Data entries:
################
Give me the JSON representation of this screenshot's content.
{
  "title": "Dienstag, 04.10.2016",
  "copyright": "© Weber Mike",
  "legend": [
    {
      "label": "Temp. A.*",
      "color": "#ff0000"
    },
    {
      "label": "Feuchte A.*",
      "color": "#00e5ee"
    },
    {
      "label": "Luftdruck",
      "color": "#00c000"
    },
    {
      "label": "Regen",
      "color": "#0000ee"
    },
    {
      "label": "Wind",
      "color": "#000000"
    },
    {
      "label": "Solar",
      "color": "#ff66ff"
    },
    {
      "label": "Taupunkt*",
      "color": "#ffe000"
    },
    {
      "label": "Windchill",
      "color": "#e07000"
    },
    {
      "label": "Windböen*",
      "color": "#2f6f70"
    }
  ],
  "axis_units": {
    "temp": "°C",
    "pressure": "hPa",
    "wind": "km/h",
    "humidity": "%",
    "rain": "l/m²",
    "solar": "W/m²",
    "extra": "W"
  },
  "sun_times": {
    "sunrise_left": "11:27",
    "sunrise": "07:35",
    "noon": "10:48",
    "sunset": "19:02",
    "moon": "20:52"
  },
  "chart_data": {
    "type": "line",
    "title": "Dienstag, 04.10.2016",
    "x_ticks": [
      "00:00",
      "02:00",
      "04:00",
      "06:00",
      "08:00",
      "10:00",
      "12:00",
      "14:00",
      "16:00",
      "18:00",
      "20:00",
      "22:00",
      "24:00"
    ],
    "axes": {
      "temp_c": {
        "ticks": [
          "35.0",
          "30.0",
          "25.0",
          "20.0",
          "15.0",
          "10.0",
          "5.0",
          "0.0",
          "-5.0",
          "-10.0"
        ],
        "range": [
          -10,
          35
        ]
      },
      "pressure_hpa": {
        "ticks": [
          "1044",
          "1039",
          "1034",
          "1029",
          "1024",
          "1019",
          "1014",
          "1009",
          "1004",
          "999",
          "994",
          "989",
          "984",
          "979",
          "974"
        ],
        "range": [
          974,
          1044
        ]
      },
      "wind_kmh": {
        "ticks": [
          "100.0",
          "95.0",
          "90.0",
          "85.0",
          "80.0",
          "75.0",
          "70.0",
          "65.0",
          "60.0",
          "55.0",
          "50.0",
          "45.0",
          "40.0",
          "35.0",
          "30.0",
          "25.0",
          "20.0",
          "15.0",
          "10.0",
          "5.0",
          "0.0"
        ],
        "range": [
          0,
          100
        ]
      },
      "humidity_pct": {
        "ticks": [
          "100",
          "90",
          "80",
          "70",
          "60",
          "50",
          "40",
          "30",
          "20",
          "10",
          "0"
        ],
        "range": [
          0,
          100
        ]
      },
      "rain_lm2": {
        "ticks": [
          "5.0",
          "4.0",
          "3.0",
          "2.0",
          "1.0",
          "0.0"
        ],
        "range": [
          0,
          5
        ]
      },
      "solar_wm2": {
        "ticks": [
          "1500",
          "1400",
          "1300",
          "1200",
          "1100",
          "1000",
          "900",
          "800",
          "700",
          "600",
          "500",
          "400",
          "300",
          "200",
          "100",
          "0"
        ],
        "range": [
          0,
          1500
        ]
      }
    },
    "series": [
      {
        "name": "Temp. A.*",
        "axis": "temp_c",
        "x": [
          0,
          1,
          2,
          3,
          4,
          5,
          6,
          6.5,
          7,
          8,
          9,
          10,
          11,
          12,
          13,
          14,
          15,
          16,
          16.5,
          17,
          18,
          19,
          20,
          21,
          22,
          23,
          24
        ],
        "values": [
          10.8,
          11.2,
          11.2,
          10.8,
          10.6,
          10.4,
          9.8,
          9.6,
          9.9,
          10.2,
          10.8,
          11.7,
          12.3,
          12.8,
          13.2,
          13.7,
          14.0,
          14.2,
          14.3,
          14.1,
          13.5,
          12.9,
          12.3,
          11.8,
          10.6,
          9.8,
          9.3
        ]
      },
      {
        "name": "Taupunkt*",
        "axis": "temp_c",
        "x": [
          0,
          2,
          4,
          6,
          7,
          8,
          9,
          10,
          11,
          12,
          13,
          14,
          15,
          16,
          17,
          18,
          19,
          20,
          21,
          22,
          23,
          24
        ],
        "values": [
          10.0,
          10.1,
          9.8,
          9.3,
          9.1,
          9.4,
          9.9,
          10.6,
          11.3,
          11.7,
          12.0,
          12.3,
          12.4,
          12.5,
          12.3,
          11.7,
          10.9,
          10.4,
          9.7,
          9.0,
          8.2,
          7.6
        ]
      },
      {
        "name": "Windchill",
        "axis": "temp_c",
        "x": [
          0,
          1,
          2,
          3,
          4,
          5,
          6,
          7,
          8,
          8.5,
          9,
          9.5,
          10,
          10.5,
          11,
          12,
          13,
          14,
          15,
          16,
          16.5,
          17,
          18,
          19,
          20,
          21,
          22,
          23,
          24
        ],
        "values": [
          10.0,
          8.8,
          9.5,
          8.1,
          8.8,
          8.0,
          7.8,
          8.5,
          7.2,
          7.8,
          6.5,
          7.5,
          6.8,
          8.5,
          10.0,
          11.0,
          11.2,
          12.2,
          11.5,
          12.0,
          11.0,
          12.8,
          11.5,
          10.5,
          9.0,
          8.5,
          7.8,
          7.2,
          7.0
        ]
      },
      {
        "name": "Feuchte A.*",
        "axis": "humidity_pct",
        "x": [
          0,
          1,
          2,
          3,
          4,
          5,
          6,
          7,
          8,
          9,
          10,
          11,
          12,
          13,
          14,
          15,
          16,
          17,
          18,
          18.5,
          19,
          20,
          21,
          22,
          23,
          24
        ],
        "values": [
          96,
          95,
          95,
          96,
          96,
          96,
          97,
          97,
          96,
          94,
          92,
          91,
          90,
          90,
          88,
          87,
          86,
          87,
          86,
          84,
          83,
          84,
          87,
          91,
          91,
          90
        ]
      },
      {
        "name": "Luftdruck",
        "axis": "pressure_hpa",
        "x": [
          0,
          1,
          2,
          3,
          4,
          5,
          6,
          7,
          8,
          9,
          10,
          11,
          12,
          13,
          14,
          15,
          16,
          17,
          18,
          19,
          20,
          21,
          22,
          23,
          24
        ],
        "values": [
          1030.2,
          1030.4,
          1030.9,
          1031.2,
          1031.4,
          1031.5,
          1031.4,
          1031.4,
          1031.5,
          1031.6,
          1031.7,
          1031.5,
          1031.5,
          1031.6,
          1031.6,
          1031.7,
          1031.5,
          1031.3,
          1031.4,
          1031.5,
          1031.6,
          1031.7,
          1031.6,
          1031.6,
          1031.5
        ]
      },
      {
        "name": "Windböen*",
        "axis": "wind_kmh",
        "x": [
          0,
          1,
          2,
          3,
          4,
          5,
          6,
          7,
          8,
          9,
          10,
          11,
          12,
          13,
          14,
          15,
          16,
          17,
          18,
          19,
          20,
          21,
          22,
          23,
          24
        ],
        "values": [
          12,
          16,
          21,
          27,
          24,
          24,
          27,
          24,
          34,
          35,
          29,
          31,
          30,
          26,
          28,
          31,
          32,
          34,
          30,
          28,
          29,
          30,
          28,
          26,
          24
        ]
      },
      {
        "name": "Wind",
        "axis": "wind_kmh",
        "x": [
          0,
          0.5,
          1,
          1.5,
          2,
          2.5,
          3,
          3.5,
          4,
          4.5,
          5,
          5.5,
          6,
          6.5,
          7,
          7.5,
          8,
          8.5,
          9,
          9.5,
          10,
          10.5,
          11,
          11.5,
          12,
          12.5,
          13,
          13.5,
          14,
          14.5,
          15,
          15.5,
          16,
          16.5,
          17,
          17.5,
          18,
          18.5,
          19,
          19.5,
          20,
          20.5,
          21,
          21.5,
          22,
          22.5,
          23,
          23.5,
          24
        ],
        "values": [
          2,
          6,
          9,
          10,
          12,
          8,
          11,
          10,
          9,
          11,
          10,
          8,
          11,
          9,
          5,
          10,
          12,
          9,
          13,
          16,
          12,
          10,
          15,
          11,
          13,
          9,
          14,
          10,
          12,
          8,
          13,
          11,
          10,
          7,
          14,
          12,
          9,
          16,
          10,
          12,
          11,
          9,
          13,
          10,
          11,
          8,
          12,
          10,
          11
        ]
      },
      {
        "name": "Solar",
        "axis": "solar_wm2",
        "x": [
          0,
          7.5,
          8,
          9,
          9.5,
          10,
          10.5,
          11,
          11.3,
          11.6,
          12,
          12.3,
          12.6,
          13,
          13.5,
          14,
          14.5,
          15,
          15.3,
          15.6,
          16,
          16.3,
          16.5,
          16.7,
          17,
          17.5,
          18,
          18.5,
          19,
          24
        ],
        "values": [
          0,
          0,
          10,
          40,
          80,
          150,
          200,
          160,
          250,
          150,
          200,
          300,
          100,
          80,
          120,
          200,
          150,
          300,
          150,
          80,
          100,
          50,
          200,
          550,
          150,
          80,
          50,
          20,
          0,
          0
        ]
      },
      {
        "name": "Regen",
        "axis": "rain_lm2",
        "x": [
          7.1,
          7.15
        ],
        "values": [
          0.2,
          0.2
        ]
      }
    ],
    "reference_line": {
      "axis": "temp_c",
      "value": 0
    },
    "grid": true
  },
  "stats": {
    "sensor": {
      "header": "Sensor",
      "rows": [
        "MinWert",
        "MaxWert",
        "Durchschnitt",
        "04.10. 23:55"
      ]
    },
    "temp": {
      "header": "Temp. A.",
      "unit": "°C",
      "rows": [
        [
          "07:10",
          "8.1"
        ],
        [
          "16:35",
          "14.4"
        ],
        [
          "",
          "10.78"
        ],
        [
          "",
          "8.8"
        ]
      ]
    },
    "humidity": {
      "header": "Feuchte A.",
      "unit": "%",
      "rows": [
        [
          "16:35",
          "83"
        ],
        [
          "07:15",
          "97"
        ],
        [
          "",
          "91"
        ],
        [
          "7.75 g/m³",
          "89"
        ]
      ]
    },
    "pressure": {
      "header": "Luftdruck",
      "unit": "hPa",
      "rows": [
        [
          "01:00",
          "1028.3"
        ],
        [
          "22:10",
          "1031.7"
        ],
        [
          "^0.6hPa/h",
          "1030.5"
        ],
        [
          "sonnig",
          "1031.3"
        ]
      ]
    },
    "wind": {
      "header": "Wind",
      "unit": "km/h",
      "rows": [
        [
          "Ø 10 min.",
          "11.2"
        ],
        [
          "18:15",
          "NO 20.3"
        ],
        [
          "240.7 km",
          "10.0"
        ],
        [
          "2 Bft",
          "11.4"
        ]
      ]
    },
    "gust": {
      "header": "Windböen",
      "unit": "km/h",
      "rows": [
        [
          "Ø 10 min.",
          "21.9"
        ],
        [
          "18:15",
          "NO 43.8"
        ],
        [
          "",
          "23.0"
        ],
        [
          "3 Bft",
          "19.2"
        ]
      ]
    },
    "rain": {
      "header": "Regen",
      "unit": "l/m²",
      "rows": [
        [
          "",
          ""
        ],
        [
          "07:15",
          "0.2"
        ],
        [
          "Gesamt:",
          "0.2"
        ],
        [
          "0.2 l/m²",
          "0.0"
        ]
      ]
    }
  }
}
################
### EXERCISE PROMPT
Lines containing the string "Windböen" are to be selected and copied.

### ANSWER BELOW
      "label": "Windböen*",
        "name": "Windböen*",
      "header": "Windböen",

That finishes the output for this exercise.